### AIM
Put every line of the records below into a Markdown table with two columns, No. and Text, numbering the lines in order and leaving out any blank ones.

## START DATA RECORDS

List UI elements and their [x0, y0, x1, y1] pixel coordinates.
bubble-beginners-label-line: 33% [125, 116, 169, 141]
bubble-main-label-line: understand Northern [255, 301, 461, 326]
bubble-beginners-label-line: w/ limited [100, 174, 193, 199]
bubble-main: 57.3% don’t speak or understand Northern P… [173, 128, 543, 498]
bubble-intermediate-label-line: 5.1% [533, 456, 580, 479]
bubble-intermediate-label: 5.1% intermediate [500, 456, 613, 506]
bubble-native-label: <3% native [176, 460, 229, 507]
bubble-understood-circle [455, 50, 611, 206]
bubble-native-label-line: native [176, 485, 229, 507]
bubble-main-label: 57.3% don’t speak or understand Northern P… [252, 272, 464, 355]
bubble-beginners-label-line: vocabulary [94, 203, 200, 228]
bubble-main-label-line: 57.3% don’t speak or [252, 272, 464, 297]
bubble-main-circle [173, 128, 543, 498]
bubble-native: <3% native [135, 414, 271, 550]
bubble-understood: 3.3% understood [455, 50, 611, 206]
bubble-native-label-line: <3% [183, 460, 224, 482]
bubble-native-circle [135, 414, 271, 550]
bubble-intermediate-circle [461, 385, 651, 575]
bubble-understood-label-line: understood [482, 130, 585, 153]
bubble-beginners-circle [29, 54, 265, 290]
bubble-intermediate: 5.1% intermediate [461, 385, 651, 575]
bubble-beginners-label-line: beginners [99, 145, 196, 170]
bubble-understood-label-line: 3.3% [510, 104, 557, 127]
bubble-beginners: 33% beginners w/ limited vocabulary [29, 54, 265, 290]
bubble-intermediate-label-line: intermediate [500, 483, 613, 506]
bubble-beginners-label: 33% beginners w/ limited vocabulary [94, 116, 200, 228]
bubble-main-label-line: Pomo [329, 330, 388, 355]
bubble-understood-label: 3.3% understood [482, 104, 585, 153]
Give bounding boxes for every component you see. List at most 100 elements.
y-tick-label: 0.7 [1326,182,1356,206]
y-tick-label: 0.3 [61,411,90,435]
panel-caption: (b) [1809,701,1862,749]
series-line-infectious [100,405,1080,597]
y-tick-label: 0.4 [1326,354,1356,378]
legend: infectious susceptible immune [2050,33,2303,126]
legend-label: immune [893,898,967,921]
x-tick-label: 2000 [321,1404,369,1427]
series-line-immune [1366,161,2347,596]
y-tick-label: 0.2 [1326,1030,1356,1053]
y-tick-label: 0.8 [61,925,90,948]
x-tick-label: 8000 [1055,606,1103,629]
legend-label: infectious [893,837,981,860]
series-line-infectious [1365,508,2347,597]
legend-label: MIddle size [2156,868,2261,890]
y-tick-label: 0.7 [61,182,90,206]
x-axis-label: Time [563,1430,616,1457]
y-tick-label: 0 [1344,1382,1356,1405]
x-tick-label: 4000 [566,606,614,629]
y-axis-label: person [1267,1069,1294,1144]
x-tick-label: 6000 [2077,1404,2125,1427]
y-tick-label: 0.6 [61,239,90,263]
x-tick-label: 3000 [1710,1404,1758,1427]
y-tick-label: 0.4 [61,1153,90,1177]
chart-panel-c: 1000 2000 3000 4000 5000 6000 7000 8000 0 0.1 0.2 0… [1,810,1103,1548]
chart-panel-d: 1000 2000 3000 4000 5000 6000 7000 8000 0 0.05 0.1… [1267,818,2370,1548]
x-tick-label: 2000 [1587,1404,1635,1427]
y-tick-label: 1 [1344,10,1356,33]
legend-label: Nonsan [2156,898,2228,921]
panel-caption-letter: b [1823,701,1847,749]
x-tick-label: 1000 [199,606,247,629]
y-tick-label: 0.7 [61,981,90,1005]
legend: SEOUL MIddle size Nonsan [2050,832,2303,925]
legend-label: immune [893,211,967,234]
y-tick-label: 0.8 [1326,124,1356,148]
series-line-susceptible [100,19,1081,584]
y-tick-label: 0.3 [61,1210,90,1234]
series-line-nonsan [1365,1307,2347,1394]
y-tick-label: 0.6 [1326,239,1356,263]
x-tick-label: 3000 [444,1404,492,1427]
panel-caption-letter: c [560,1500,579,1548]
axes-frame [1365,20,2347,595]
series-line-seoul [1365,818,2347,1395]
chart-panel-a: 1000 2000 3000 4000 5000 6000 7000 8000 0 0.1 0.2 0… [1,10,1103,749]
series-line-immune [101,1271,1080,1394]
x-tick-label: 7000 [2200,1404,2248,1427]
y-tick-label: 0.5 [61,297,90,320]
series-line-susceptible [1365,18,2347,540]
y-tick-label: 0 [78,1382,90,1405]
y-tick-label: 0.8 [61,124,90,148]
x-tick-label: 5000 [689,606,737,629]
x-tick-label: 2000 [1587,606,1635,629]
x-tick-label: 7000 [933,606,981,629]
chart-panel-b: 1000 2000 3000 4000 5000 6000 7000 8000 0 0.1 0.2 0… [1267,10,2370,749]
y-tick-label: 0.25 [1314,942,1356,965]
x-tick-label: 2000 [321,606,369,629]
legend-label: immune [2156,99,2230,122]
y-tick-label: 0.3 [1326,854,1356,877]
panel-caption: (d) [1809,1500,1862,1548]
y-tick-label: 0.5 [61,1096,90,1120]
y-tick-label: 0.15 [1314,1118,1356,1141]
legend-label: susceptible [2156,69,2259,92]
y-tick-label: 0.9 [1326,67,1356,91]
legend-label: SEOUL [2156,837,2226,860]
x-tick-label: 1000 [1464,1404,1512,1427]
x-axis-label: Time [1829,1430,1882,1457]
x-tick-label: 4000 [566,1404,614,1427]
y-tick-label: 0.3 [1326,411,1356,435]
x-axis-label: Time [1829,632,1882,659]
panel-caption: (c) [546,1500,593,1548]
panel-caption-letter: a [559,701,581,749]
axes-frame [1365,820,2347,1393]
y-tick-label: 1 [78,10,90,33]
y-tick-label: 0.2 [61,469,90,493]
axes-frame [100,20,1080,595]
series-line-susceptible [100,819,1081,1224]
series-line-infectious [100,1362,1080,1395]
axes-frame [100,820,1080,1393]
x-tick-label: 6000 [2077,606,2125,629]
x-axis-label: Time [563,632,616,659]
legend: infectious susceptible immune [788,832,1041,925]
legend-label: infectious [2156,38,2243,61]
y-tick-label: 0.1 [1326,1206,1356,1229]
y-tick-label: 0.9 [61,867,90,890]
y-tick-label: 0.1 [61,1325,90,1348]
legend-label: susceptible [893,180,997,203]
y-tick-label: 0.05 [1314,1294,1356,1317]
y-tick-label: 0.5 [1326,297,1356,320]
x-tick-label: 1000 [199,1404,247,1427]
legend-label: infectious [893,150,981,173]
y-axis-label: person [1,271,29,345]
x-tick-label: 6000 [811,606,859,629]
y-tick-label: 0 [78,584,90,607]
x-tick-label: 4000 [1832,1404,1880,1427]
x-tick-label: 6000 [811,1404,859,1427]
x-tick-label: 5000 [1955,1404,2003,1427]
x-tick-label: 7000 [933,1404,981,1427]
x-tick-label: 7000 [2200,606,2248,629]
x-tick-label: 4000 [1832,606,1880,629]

## END DATA RECORDS

### FULL OUTPUT
| No. | Text |
|---|---|
| 1 | List UI elements and their [x0, y0, x1, y1] pixel coordinates. |
| 2 | bubble-beginners-label-line: 33% [125, 116, 169, 141] |
| 3 | bubble-main-label-line: understand Northern [255, 301, 461, 326] |
| 4 | bubble-beginners-label-line: w/ limited [100, 174, 193, 199] |
| 5 | bubble-main: 57.3% don’t speak or understand Northern P… [173, 128, 543, 498] |
| 6 | bubble-intermediate-label-line: 5.1% [533, 456, 580, 479] |
| 7 | bubble-intermediate-label: 5.1% intermediate [500, 456, 613, 506] |
| 8 | bubble-native-label: <3% native [176, 460, 229, 507] |
| 9 | bubble-understood-circle [455, 50, 611, 206] |
| 10 | bubble-native-label-line: native [176, 485, 229, 507] |
| 11 | bubble-main-label: 57.3% don’t speak or understand Northern P… [252, 272, 464, 355] |
| 12 | bubble-beginners-label-line: vocabulary [94, 203, 200, 228] |
| 13 | bubble-main-label-line: 57.3% don’t speak or [252, 272, 464, 297] |
| 14 | bubble-main-circle [173, 128, 543, 498] |
| 15 | bubble-native: <3% native [135, 414, 271, 550] |
| 16 | bubble-understood: 3.3% understood [455, 50, 611, 206] |
| 17 | bubble-native-label-line: <3% [183, 460, 224, 482] |
| 18 | bubble-native-circle [135, 414, 271, 550] |
| 19 | bubble-intermediate-circle [461, 385, 651, 575] |
| 20 | bubble-understood-label-line: understood [482, 130, 585, 153] |
| 21 | bubble-beginners-circle [29, 54, 265, 290] |
| 22 | bubble-intermediate: 5.1% intermediate [461, 385, 651, 575] |
| 23 | bubble-beginners-label-line: beginners [99, 145, 196, 170] |
| 24 | bubble-understood-label-line: 3.3% [510, 104, 557, 127] |
| 25 | bubble-beginners: 33% beginners w/ limited vocabulary [29, 54, 265, 290] |
| 26 | bubble-intermediate-label-line: intermediate [500, 483, 613, 506] |
| 27 | bubble-beginners-label: 33% beginners w/ limited vocabulary [94, 116, 200, 228] |
| 28 | bubble-main-label-line: Pomo [329, 330, 388, 355] |
| 29 | bubble-understood-label: 3.3% understood [482, 104, 585, 153] |
| 30 | Give bounding boxes for every component you see. List at most 100 elements. |
| 31 | y-tick-label: 0.7 [1326,182,1356,206] |
| 32 | y-tick-label: 0.3 [61,411,90,435] |
| 33 | panel-caption: (b) [1809,701,1862,749] |
| 34 | series-line-infectious [100,405,1080,597] |
| 35 | y-tick-label: 0.4 [1326,354,1356,378] |
| 36 | legend: infectious susceptible immune [2050,33,2303,126] |
| 37 | legend-label: immune [893,898,967,921] |
| 38 | x-tick-label: 2000 [321,1404,369,1427] |
| 39 | series-line-immune [1366,161,2347,596] |
| 40 | y-tick-label: 0.2 [1326,1030,1356,1053] |
| 41 | y-tick-label: 0.8 [61,925,90,948] |
| 42 | x-tick-label: 8000 [1055,606,1103,629] |
| 43 | legend-label: infectious [893,837,981,860] |
| 44 | series-line-infectious [1365,508,2347,597] |
| 45 | legend-label: MIddle size [2156,868,2261,890] |
| 46 | y-tick-label: 0.7 [61,182,90,206] |
| 47 | x-axis-label: Time [563,1430,616,1457] |
| 48 | y-tick-label: 0 [1344,1382,1356,1405] |
| 49 | x-tick-label: 4000 [566,606,614,629] |
| 50 | y-axis-label: person [1267,1069,1294,1144] |
| 51 | x-tick-label: 6000 [2077,1404,2125,1427] |
| 52 | y-tick-label: 0.6 [61,239,90,263] |
| 53 | x-tick-label: 3000 [1710,1404,1758,1427] |
| 54 | y-tick-label: 0.4 [61,1153,90,1177] |
| 55 | chart-panel-c: 1000 2000 3000 4000 5000 6000 7000 8000 0 0.1 0.2 0… [1,810,1103,1548] |
| 56 | chart-panel-d: 1000 2000 3000 4000 5000 6000 7000 8000 0 0.05 0.1… [1267,818,2370,1548] |
| 57 | x-tick-label: 2000 [1587,1404,1635,1427] |
| 58 | y-tick-label: 1 [1344,10,1356,33] |
| 59 | legend-label: Nonsan [2156,898,2228,921] |
| 60 | panel-caption-letter: b [1823,701,1847,749] |
| 61 | x-tick-label: 1000 [199,606,247,629] |
| 62 | y-tick-label: 0.7 [61,981,90,1005] |
| 63 | legend: SEOUL MIddle size Nonsan [2050,832,2303,925] |
| 64 | legend-label: immune [893,211,967,234] |
| 65 | y-tick-label: 0.8 [1326,124,1356,148] |
| 66 | series-line-susceptible [100,19,1081,584] |
| 67 | y-tick-label: 0.3 [61,1210,90,1234] |
| 68 | series-line-nonsan [1365,1307,2347,1394] |
| 69 | y-tick-label: 0.6 [1326,239,1356,263] |
| 70 | x-tick-label: 3000 [444,1404,492,1427] |
| 71 | panel-caption-letter: c [560,1500,579,1548] |
| 72 | axes-frame [1365,20,2347,595] |
| 73 | series-line-seoul [1365,818,2347,1395] |
| 74 | chart-panel-a: 1000 2000 3000 4000 5000 6000 7000 8000 0 0.1 0.2 0… [1,10,1103,749] |
| 75 | series-line-immune [101,1271,1080,1394] |
| 76 | x-tick-label: 7000 [2200,1404,2248,1427] |
| 77 | y-tick-label: 0.5 [61,297,90,320] |
| 78 | series-line-susceptible [1365,18,2347,540] |
| 79 | y-tick-label: 0 [78,1382,90,1405] |
| 80 | y-tick-label: 0.8 [61,124,90,148] |
| 81 | x-tick-label: 5000 [689,606,737,629] |
| 82 | x-tick-label: 2000 [1587,606,1635,629] |
| 83 | x-tick-label: 7000 [933,606,981,629] |
| 84 | chart-panel-b: 1000 2000 3000 4000 5000 6000 7000 8000 0 0.1 0.2 0… [1267,10,2370,749] |
| 85 | y-tick-label: 0.25 [1314,942,1356,965] |
| 86 | x-tick-label: 2000 [321,606,369,629] |
| 87 | legend-label: immune [2156,99,2230,122] |
| 88 | y-tick-label: 0.3 [1326,854,1356,877] |
| 89 | panel-caption: (d) [1809,1500,1862,1548] |
| 90 | y-tick-label: 0.5 [61,1096,90,1120] |
| 91 | y-tick-label: 0.15 [1314,1118,1356,1141] |
| 92 | legend-label: susceptible [2156,69,2259,92] |
| 93 | y-tick-label: 0.9 [1326,67,1356,91] |
| 94 | legend-label: SEOUL [2156,837,2226,860] |
| 95 | x-tick-label: 1000 [1464,1404,1512,1427] |
| 96 | x-axis-label: Time [1829,1430,1882,1457] |
| 97 | x-tick-label: 4000 [566,1404,614,1427] |
| 98 | y-tick-label: 0.3 [1326,411,1356,435] |
| 99 | x-axis-label: Time [1829,632,1882,659] |
| 100 | panel-caption: (c) [546,1500,593,1548] |
| 101 | panel-caption-letter: a [559,701,581,749] |
| 102 | axes-frame [1365,820,2347,1393] |
| 103 | y-tick-label: 1 [78,10,90,33] |
| 104 | y-tick-label: 0.2 [61,469,90,493] |
| 105 | axes-frame [100,20,1080,595] |
| 106 | series-line-susceptible [100,819,1081,1224] |
| 107 | series-line-infectious [100,1362,1080,1395] |
| 108 | axes-frame [100,820,1080,1393] |
| 109 | x-tick-label: 6000 [2077,606,2125,629] |
| 110 | x-axis-label: Time [563,632,616,659] |
| 111 | legend: infectious susceptible immune [788,832,1041,925] |
| 112 | legend-label: infectious [2156,38,2243,61] |
| 113 | y-tick-label: 0.1 [1326,1206,1356,1229] |
| 114 | y-tick-label: 0.9 [61,867,90,890] |
| 115 | y-tick-label: 0.1 [61,1325,90,1348] |
| 116 | legend-label: susceptible [893,180,997,203] |
| 117 | y-tick-label: 0.05 [1314,1294,1356,1317] |
| 118 | y-tick-label: 0.5 [1326,297,1356,320] |
| 119 | x-tick-label: 1000 [199,1404,247,1427] |
| 120 | legend-label: infectious [893,150,981,173] |
| 121 | y-axis-label: person [1,271,29,345] |
| 122 | x-tick-label: 6000 [811,606,859,629] |
| 123 | y-tick-label: 0 [78,584,90,607] |
| 124 | x-tick-label: 4000 [1832,1404,1880,1427] |
| 125 | x-tick-label: 6000 [811,1404,859,1427] |
| 126 | x-tick-label: 5000 [1955,1404,2003,1427] |
| 127 | x-tick-label: 7000 [933,1404,981,1427] |
| 128 | x-tick-label: 7000 [2200,606,2248,629] |
| 129 | x-tick-label: 4000 [1832,606,1880,629] |